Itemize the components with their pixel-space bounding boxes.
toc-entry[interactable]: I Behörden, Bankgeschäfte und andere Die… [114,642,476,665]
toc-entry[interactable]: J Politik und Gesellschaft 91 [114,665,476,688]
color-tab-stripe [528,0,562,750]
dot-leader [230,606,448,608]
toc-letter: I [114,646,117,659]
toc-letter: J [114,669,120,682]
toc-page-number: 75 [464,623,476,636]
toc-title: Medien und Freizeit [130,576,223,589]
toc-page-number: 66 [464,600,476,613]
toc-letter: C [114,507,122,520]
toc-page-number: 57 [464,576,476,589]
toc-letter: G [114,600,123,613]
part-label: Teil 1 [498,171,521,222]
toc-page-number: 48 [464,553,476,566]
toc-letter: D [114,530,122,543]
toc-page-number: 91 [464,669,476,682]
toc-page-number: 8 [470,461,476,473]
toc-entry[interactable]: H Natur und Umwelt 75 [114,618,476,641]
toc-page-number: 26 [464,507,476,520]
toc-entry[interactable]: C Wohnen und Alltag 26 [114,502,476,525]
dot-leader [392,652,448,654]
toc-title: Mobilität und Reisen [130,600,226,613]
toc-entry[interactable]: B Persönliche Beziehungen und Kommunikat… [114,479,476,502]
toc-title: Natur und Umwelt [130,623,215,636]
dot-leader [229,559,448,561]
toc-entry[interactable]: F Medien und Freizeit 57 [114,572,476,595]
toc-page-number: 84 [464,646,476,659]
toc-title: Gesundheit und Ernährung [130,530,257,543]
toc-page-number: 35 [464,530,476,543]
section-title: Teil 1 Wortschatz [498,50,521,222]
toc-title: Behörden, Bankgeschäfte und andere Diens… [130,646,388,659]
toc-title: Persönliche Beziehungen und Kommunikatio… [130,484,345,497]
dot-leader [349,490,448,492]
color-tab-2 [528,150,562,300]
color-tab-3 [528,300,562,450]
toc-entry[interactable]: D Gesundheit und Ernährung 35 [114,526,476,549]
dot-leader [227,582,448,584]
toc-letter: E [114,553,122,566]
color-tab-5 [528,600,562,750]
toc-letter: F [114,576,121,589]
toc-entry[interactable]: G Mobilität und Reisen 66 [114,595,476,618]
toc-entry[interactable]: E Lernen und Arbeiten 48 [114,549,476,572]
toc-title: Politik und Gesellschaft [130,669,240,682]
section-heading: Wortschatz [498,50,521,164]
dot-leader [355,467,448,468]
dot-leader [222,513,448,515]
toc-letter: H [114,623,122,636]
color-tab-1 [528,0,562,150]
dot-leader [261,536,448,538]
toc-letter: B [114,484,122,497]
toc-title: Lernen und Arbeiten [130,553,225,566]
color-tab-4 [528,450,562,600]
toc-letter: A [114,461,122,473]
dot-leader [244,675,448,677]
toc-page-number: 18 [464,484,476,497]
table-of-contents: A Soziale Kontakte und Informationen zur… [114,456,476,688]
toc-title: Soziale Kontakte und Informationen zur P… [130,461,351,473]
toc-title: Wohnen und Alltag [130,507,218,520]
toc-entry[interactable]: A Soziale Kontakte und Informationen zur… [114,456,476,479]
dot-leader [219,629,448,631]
- - -
■ **Schriftliche Aufgabe**:
Schreiben Sie sämtliche Zeilen oben Zeichen für Zeichen ab.

■ **Lösung der Übung**:
Itemize the components with their pixel-space bounding boxes.
toc-entry[interactable]: I Behörden, Bankgeschäfte und andere Die… [114,642,476,665]
toc-entry[interactable]: J Politik und Gesellschaft 91 [114,665,476,688]
color-tab-stripe [528,0,562,750]
dot-leader [230,606,448,608]
toc-letter: I [114,646,117,659]
toc-letter: J [114,669,120,682]
toc-page-number: 75 [464,623,476,636]
toc-title: Medien und Freizeit [130,576,223,589]
toc-page-number: 66 [464,600,476,613]
toc-letter: C [114,507,122,520]
toc-page-number: 57 [464,576,476,589]
toc-letter: G [114,600,123,613]
part-label: Teil 1 [498,171,521,222]
toc-page-number: 48 [464,553,476,566]
toc-letter: D [114,530,122,543]
toc-page-number: 91 [464,669,476,682]
toc-page-number: 8 [470,461,476,473]
toc-entry[interactable]: H Natur und Umwelt 75 [114,618,476,641]
toc-page-number: 26 [464,507,476,520]
toc-entry[interactable]: C Wohnen und Alltag 26 [114,502,476,525]
dot-leader [392,652,448,654]
toc-title: Mobilität und Reisen [130,600,226,613]
toc-entry[interactable]: B Persönliche Beziehungen und Kommunikat… [114,479,476,502]
toc-title: Natur und Umwelt [130,623,215,636]
dot-leader [229,559,448,561]
toc-entry[interactable]: F Medien und Freizeit 57 [114,572,476,595]
toc-page-number: 84 [464,646,476,659]
toc-title: Gesundheit und Ernährung [130,530,257,543]
toc-page-number: 35 [464,530,476,543]
section-title: Teil 1 Wortschatz [498,50,521,222]
toc-title: Behörden, Bankgeschäfte und andere Diens… [130,646,388,659]
toc-title: Persönliche Beziehungen und Kommunikatio… [130,484,345,497]
dot-leader [349,490,448,492]
color-tab-2 [528,150,562,300]
color-tab-3 [528,300,562,450]
toc-entry[interactable]: D Gesundheit und Ernährung 35 [114,526,476,549]
dot-leader [227,582,448,584]
toc-letter: E [114,553,122,566]
color-tab-5 [528,600,562,750]
toc-letter: F [114,576,121,589]
toc-entry[interactable]: G Mobilität und Reisen 66 [114,595,476,618]
toc-entry[interactable]: E Lernen und Arbeiten 48 [114,549,476,572]
toc-title: Politik und Gesellschaft [130,669,240,682]
section-heading: Wortschatz [498,50,521,164]
dot-leader [355,467,448,468]
dot-leader [222,513,448,515]
toc-letter: H [114,623,122,636]
color-tab-1 [528,0,562,150]
dot-leader [261,536,448,538]
toc-letter: B [114,484,122,497]
toc-title: Lernen und Arbeiten [130,553,225,566]
color-tab-4 [528,450,562,600]
toc-letter: A [114,461,122,473]
dot-leader [244,675,448,677]
toc-page-number: 18 [464,484,476,497]
table-of-contents: A Soziale Kontakte und Informationen zur… [114,456,476,688]
toc-title: Soziale Kontakte und Informationen zur P… [130,461,351,473]
toc-title: Wohnen und Alltag [130,507,218,520]
toc-entry[interactable]: A Soziale Kontakte und Informationen zur… [114,456,476,479]
dot-leader [219,629,448,631]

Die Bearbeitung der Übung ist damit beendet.